The entries need to be copied exactly.

▶ _Raw records_:
◆ ◆ ◆ ◆
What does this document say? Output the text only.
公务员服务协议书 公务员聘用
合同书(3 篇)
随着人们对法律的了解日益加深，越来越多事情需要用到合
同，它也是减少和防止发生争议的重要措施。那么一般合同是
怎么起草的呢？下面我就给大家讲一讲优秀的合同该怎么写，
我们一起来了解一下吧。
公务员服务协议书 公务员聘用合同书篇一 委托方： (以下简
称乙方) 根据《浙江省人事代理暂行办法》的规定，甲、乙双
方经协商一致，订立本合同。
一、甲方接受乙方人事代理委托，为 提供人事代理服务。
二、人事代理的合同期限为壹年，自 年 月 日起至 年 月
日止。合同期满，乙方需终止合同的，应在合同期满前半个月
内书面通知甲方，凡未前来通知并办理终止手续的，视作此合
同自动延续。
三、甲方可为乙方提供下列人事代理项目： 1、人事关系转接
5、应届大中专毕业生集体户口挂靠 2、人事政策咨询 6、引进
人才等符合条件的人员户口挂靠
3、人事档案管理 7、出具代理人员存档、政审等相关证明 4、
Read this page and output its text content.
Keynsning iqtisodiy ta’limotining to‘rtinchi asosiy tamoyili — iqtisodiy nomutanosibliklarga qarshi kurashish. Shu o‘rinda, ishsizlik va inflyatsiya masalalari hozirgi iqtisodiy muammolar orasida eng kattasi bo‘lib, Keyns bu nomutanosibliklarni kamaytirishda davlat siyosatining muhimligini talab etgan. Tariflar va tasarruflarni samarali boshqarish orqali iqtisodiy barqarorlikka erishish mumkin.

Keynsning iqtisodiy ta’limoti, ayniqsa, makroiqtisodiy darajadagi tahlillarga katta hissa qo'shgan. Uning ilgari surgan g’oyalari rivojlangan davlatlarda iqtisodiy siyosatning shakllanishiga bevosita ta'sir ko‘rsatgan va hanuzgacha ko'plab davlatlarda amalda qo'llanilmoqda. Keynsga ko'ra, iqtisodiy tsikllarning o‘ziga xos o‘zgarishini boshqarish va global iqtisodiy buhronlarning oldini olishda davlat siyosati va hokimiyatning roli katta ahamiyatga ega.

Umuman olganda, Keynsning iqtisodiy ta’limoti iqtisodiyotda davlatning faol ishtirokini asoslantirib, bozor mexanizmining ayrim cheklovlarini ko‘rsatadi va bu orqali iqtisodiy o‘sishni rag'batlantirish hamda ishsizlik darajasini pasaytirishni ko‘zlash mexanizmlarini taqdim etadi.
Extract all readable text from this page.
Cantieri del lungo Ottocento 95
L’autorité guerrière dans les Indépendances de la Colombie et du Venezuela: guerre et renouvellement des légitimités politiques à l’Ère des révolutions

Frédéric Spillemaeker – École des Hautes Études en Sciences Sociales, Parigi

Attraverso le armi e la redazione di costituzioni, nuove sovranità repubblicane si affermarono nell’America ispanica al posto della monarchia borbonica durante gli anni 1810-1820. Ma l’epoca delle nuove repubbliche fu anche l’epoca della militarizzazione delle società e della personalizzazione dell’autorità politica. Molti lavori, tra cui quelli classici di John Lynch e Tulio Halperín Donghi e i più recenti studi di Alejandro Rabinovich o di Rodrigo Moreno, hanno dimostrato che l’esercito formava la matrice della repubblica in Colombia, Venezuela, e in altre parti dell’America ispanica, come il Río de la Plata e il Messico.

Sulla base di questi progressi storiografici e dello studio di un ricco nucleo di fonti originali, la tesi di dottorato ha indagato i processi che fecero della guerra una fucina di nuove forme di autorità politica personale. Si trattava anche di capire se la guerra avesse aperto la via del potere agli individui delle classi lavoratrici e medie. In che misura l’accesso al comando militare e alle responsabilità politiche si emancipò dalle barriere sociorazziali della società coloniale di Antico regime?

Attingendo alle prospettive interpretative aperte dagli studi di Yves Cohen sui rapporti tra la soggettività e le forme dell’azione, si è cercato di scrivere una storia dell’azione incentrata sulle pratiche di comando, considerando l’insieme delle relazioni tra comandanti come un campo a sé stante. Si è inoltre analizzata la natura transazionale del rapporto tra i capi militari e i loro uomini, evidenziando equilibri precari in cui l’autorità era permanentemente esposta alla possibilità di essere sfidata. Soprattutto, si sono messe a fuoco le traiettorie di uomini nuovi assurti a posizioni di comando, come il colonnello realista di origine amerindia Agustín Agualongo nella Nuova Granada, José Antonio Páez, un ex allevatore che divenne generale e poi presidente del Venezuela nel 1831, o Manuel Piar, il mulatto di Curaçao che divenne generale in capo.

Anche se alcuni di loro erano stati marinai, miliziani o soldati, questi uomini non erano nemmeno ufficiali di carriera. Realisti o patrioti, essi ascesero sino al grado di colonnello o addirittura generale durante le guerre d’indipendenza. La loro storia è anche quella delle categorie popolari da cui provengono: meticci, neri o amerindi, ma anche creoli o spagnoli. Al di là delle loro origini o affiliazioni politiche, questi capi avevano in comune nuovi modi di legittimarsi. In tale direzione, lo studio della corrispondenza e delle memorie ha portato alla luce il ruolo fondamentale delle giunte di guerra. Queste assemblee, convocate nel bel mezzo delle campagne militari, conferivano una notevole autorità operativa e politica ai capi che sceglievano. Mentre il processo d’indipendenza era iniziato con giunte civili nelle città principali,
◆ ◆ ◆ ◆
▶ _COMPLETE RESPONSE_:
What does this document say? Output the text only.
公务员服务协议书 公务员聘用
合同书(3 篇)
随着人们对法律的了解日益加深，越来越多事情需要用到合
同，它也是减少和防止发生争议的重要措施。那么一般合同是
怎么起草的呢？下面我就给大家讲一讲优秀的合同该怎么写，
我们一起来了解一下吧。
公务员服务协议书 公务员聘用合同书篇一 委托方： (以下简
称乙方) 根据《浙江省人事代理暂行办法》的规定，甲、乙双
方经协商一致，订立本合同。
一、甲方接受乙方人事代理委托，为 提供人事代理服务。
二、人事代理的合同期限为壹年，自 年 月 日起至 年 月
日止。合同期满，乙方需终止合同的，应在合同期满前半个月
内书面通知甲方，凡未前来通知并办理终止手续的，视作此合
同自动延续。
三、甲方可为乙方提供下列人事代理项目： 1、人事关系转接
5、应届大中专毕业生集体户口挂靠 2、人事政策咨询 6、引进
人才等符合条件的人员户口挂靠
3、人事档案管理 7、出具代理人员存档、政审等相关证明 4、
Read this page and output its text content.
Keynsning iqtisodiy ta’limotining to‘rtinchi asosiy tamoyili — iqtisodiy nomutanosibliklarga qarshi kurashish. Shu o‘rinda, ishsizlik va inflyatsiya masalalari hozirgi iqtisodiy muammolar orasida eng kattasi bo‘lib, Keyns bu nomutanosibliklarni kamaytirishda davlat siyosatining muhimligini talab etgan. Tariflar va tasarruflarni samarali boshqarish orqali iqtisodiy barqarorlikka erishish mumkin.

Keynsning iqtisodiy ta’limoti, ayniqsa, makroiqtisodiy darajadagi tahlillarga katta hissa qo'shgan. Uning ilgari surgan g’oyalari rivojlangan davlatlarda iqtisodiy siyosatning shakllanishiga bevosita ta'sir ko‘rsatgan va hanuzgacha ko'plab davlatlarda amalda qo'llanilmoqda. Keynsga ko'ra, iqtisodiy tsikllarning o‘ziga xos o‘zgarishini boshqarish va global iqtisodiy buhronlarning oldini olishda davlat siyosati va hokimiyatning roli katta ahamiyatga ega.

Umuman olganda, Keynsning iqtisodiy ta’limoti iqtisodiyotda davlatning faol ishtirokini asoslantirib, bozor mexanizmining ayrim cheklovlarini ko‘rsatadi va bu orqali iqtisodiy o‘sishni rag'batlantirish hamda ishsizlik darajasini pasaytirishni ko‘zlash mexanizmlarini taqdim etadi.
Extract all readable text from this page.
Cantieri del lungo Ottocento 95
L’autorité guerrière dans les Indépendances de la Colombie et du Venezuela: guerre et renouvellement des légitimités politiques à l’Ère des révolutions

Frédéric Spillemaeker – École des Hautes Études en Sciences Sociales, Parigi

Attraverso le armi e la redazione di costituzioni, nuove sovranità repubblicane si affermarono nell’America ispanica al posto della monarchia borbonica durante gli anni 1810-1820. Ma l’epoca delle nuove repubbliche fu anche l’epoca della militarizzazione delle società e della personalizzazione dell’autorità politica. Molti lavori, tra cui quelli classici di John Lynch e Tulio Halperín Donghi e i più recenti studi di Alejandro Rabinovich o di Rodrigo Moreno, hanno dimostrato che l’esercito formava la matrice della repubblica in Colombia, Venezuela, e in altre parti dell’America ispanica, come il Río de la Plata e il Messico.

Sulla base di questi progressi storiografici e dello studio di un ricco nucleo di fonti originali, la tesi di dottorato ha indagato i processi che fecero della guerra una fucina di nuove forme di autorità politica personale. Si trattava anche di capire se la guerra avesse aperto la via del potere agli individui delle classi lavoratrici e medie. In che misura l’accesso al comando militare e alle responsabilità politiche si emancipò dalle barriere sociorazziali della società coloniale di Antico regime?

Attingendo alle prospettive interpretative aperte dagli studi di Yves Cohen sui rapporti tra la soggettività e le forme dell’azione, si è cercato di scrivere una storia dell’azione incentrata sulle pratiche di comando, considerando l’insieme delle relazioni tra comandanti come un campo a sé stante. Si è inoltre analizzata la natura transazionale del rapporto tra i capi militari e i loro uomini, evidenziando equilibri precari in cui l’autorità era permanentemente esposta alla possibilità di essere sfidata. Soprattutto, si sono messe a fuoco le traiettorie di uomini nuovi assurti a posizioni di comando, come il colonnello realista di origine amerindia Agustín Agualongo nella Nuova Granada, José Antonio Páez, un ex allevatore che divenne generale e poi presidente del Venezuela nel 1831, o Manuel Piar, il mulatto di Curaçao che divenne generale in capo.

Anche se alcuni di loro erano stati marinai, miliziani o soldati, questi uomini non erano nemmeno ufficiali di carriera. Realisti o patrioti, essi ascesero sino al grado di colonnello o addirittura generale durante le guerre d’indipendenza. La loro storia è anche quella delle categorie popolari da cui provengono: meticci, neri o amerindi, ma anche creoli o spagnoli. Al di là delle loro origini o affiliazioni politiche, questi capi avevano in comune nuovi modi di legittimarsi. In tale direzione, lo studio della corrispondenza e delle memorie ha portato alla luce il ruolo fondamentale delle giunte di guerra. Queste assemblee, convocate nel bel mezzo delle campagne militari, conferivano una notevole autorità operativa e politica ai capi che sceglievano. Mentre il processo d’indipendenza era iniziato con giunte civili nelle città principali,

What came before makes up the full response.